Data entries
• • • •
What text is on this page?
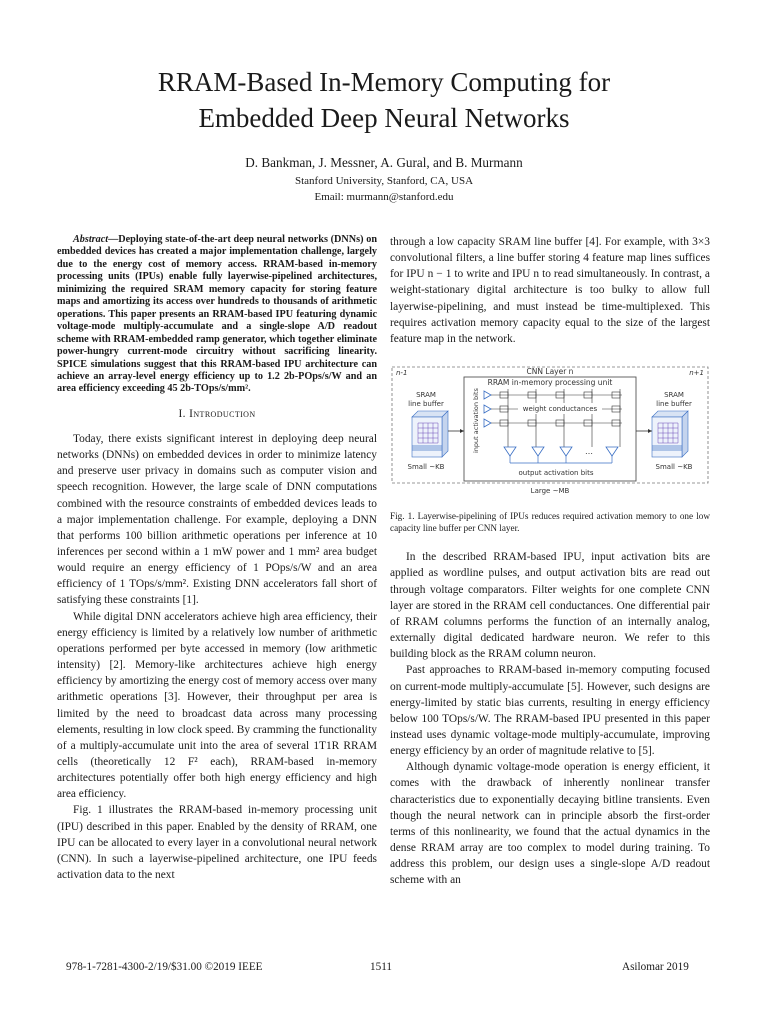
RRAM-Based In-Memory Computing for
Embedded Deep Neural Networks
D. Bankman, J. Messner, A. Gural, and B. Murmann
Stanford University, Stanford, CA, USA
Email: murmann@stanford.edu

Abstract—Deploying state-of-the-art deep neural networks (DNNs) on embedded devices has created a major implementation challenge, largely due to the energy cost of memory access. RRAM-based in-memory processing units (IPUs) enable fully layerwise-pipelined architectures, minimizing the required SRAM memory capacity for storing feature maps and amortizing its access over hundreds to thousands of arithmetic operations. This paper presents an RRAM-based IPU featuring dynamic voltage-mode multiply-accumulate and a single-slope A/D readout scheme with RRAM-embedded ramp generator, which together eliminate power-hungry current-mode circuitry without sacrificing linearity. SPICE simulations suggest that this RRAM-based IPU architecture can achieve an array-level energy efficiency up to 1.2 2b-POps/s/W and an area efficiency exceeding 45 2b-TOps/s/mm².

I. Introduction

Today, there exists significant interest in deploying deep neural networks (DNNs) on embedded devices in order to minimize latency and preserve user privacy in domains such as computer vision and speech recognition. However, the large scale of DNN computations combined with the resource constraints of embedded devices leads to a major implementation challenge. For example, deploying a DNN that performs 100 billion arithmetic operations per inference at 10 inferences per second within a 1 mW power and 1 mm² area budget would require an energy efficiency of 1 POps/s/W and an area efficiency of 1 TOps/s/mm². Existing DNN accelerators fall short of satisfying these constraints [1].

While digital DNN accelerators achieve high area efficiency, their energy efficiency is limited by a relatively low number of arithmetic operations performed per byte accessed in memory (low arithmetic intensity) [2]. Memory-like architectures achieve high energy efficiency by amortizing the energy cost of memory access over many arithmetic operations [3]. However, their throughput per area is limited by the need to broadcast data across many processing elements, resulting in low clock speed. By cramming the functionality of a multiply-accumulate unit into the area of several 1T1R RRAM cells (theoretically 12 F² each), RRAM-based in-memory architectures potentially offer both high energy efficiency and high area efficiency.

Fig. 1 illustrates the RRAM-based in-memory processing unit (IPU) described in this paper. Enabled by the density of RRAM, one IPU can be allocated to every layer in a convolutional neural network (CNN). In such a layerwise-pipelined architecture, one IPU feeds activation data to the next

through a low capacity SRAM line buffer [4]. For example, with 3×3 convolutional filters, a line buffer storing 4 feature map lines suffices for IPU n − 1 to write and IPU n to read simultaneously. In contrast, a weight-stationary digital architecture is too bulky to allow full layerwise-pipelining, and must instead be time-multiplexed. This requires activation memory capacity equal to the size of the largest feature map in the network.

n-1	CNN Layer n	n+1
RRAM in-memory processing unit
SRAM
line buffer
Small ~KB
SRAM
line buffer
Small ~KB
input activation bits	weight conductances
…
output activation bits
Large ~MB

Fig. 1. Layerwise-pipelining of IPUs reduces required activation memory to one low capacity line buffer per CNN layer.

In the described RRAM-based IPU, input activation bits are applied as wordline pulses, and output activation bits are read out through voltage comparators. Filter weights for one complete CNN layer are stored in the RRAM cell conductances. One differential pair of RRAM columns performs the function of an internally analog, externally digital dedicated hardware neuron. We refer to this building block as the RRAM column neuron.

Past approaches to RRAM-based in-memory computing focused on current-mode multiply-accumulate [5]. However, such designs are energy-limited by static bias currents, resulting in energy efficiency below 100 TOps/s/W. The RRAM-based IPU presented in this paper instead uses dynamic voltage-mode multiply-accumulate, improving energy efficiency by an order of magnitude relative to [5].

Although dynamic voltage-mode operation is energy efficient, it comes with the drawback of inherently nonlinear transfer characteristics due to exponentially decaying bitline transients. Even though the neural network can in principle absorb the first-order terms of this nonlinearity, we found that the actual dynamics in the dense RRAM array are too complex to model during training. To address this problem, our design uses a single-slope A/D readout scheme with an

978-1-7281-4300-2/19/$31.00 ©2019 IEEE	1511	Asilomar 2019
• • • •
- _ACTIVITY_:
After checking the entries, state how many lines contain "devices", and write nothing but the number.

- _RESULT BELOW_:
2